┌─ The records

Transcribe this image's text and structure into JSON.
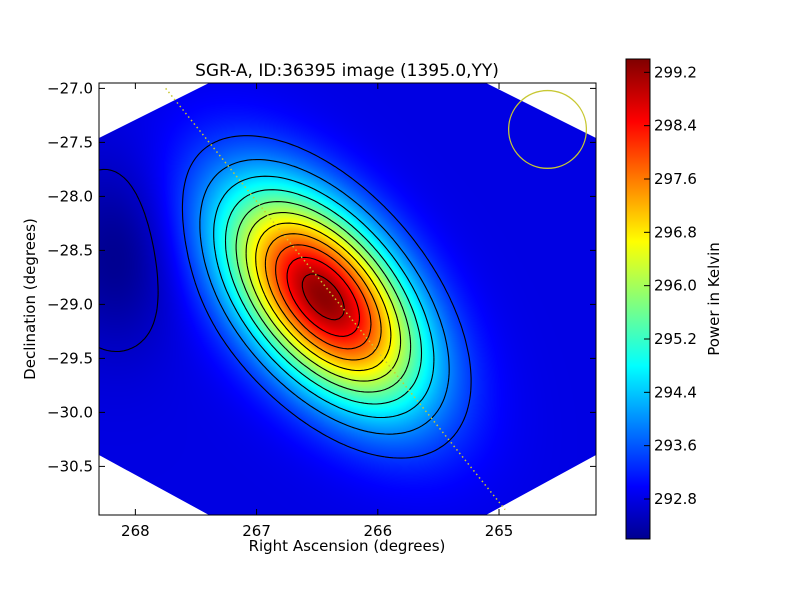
{
  "chart_data": {
    "type": "heatmap",
    "title": "SGR-A, ID:36395 image (1395.0,YY)",
    "xlabel": "Right Ascension (degrees)",
    "ylabel": "Declination (degrees)",
    "xlim": [
      268.3,
      264.2
    ],
    "ylim": [
      -30.95,
      -26.95
    ],
    "x_ticks": [
      268,
      267,
      266,
      265
    ],
    "x_tick_labels": [
      "268",
      "267",
      "266",
      "265"
    ],
    "y_ticks": [
      -27.0,
      -27.5,
      -28.0,
      -28.5,
      -29.0,
      -29.5,
      -30.0,
      -30.5
    ],
    "y_tick_labels": [
      "−27.0",
      "−27.5",
      "−28.0",
      "−28.5",
      "−29.0",
      "−29.5",
      "−30.0",
      "−30.5"
    ],
    "colorbar": {
      "label": "Power in Kelvin",
      "range": [
        292.2,
        299.4
      ],
      "ticks": [
        299.2,
        298.4,
        297.6,
        296.8,
        296.0,
        295.2,
        294.4,
        293.6,
        292.8
      ],
      "tick_labels": [
        "299.2",
        "298.4",
        "297.6",
        "296.8",
        "296.0",
        "295.2",
        "294.4",
        "293.6",
        "292.8"
      ],
      "colormap": "jet"
    },
    "peak": {
      "ra": 266.45,
      "dec": -28.93,
      "value": 299.3
    },
    "background_value": 292.9,
    "secondary_low": {
      "ra": 268.15,
      "dec": -28.55,
      "value": 292.3
    },
    "contours": "black",
    "beam_circle": {
      "ra": 264.6,
      "dec": -27.38,
      "radius_deg": 0.36,
      "color": "#c8c832"
    },
    "galactic_plane_line": {
      "start": [
        267.75,
        -27.0
      ],
      "end": [
        264.95,
        -30.9
      ],
      "color": "#c8c832",
      "style": "dotted"
    }
  },
  "colors": {
    "contour": "#000000",
    "annotation": "#c8c832",
    "axes": "#000000"
  }
}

└─

Required task: Find all the lines containing "degrees" in the material, then copy them.

Worked solution:
    "xlabel": "Right Ascension (degrees)",
    "ylabel": "Declination (degrees)",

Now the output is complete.